[Records that describe figures]
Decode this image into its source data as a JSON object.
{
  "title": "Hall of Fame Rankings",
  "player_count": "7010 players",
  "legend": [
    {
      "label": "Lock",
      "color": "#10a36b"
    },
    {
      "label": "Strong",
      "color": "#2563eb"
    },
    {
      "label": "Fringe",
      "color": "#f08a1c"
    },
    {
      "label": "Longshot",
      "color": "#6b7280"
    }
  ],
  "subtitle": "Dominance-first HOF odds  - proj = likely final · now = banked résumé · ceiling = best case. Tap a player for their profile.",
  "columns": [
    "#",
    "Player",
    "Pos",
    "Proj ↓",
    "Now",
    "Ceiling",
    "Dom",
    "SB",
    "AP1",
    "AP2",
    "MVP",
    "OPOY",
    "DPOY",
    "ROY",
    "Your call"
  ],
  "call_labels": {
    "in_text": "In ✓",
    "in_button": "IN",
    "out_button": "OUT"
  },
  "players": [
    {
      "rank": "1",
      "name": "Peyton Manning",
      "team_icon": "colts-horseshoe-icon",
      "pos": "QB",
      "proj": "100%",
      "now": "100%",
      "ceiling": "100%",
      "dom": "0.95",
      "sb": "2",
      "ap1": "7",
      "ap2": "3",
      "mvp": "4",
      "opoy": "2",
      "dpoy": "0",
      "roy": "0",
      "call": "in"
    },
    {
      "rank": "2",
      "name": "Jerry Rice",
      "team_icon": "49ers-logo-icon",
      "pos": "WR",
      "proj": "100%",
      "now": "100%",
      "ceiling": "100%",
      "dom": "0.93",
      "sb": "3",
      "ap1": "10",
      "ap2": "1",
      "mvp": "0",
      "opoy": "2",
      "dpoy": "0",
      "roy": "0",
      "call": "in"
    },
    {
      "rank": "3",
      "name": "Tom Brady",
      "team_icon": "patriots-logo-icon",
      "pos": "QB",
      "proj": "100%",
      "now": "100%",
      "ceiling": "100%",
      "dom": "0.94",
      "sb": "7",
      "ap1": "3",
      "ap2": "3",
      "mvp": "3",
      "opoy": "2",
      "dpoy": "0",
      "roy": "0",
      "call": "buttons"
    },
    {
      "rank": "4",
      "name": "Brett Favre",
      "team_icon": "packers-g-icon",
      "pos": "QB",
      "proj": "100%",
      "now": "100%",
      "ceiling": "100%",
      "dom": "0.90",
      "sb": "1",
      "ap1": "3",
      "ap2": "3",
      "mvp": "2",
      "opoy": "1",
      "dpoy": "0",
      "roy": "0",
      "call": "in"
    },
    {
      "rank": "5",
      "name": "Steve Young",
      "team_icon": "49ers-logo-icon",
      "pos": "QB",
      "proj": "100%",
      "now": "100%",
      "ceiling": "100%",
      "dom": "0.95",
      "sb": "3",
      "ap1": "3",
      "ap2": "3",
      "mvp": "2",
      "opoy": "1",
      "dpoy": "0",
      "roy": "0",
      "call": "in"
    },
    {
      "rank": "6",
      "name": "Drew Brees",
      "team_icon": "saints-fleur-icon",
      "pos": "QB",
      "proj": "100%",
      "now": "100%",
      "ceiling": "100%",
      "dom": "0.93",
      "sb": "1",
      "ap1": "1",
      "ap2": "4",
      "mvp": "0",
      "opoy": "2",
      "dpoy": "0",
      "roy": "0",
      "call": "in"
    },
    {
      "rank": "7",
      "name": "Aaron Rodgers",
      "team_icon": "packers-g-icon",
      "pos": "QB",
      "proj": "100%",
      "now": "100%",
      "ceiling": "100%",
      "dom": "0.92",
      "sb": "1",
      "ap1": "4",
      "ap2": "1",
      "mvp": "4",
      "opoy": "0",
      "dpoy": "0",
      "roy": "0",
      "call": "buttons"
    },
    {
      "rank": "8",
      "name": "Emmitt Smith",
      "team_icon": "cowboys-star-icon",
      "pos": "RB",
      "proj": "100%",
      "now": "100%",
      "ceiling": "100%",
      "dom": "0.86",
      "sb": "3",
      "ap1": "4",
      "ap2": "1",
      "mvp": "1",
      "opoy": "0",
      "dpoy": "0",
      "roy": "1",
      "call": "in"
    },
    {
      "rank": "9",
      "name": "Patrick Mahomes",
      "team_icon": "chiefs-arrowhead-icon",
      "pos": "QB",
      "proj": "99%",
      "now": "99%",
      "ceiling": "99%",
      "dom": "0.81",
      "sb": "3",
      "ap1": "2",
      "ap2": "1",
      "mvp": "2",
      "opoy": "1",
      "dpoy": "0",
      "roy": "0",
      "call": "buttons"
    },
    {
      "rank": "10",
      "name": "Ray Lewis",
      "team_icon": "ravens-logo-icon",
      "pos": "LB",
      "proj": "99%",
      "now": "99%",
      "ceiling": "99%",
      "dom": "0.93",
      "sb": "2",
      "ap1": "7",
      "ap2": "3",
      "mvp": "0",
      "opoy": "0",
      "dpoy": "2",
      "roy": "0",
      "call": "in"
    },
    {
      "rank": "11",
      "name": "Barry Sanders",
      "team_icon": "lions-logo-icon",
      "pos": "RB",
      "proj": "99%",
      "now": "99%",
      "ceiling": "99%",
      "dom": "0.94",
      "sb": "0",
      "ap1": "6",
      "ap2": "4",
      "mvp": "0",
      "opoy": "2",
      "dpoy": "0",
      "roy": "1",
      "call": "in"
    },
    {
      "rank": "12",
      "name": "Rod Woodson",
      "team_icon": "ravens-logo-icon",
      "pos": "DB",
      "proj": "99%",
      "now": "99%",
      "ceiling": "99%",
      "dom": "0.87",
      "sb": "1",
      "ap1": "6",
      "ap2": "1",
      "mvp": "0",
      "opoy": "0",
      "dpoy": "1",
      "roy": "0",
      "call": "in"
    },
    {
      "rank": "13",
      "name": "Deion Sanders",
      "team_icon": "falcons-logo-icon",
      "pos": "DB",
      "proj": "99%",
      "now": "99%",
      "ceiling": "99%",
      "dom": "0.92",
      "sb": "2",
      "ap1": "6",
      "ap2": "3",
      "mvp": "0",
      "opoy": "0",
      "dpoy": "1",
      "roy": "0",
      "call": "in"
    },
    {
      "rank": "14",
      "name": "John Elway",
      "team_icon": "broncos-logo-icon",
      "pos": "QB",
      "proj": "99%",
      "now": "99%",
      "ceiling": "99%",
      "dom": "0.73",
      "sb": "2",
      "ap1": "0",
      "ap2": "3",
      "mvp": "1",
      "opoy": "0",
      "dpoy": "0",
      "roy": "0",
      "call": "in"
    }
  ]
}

## Stated problem:
Identify and list each line with the word "color".

## Solution to the exercise:
      "color": "#10a36b"
      "color": "#2563eb"
      "color": "#f08a1c"
      "color": "#6b7280"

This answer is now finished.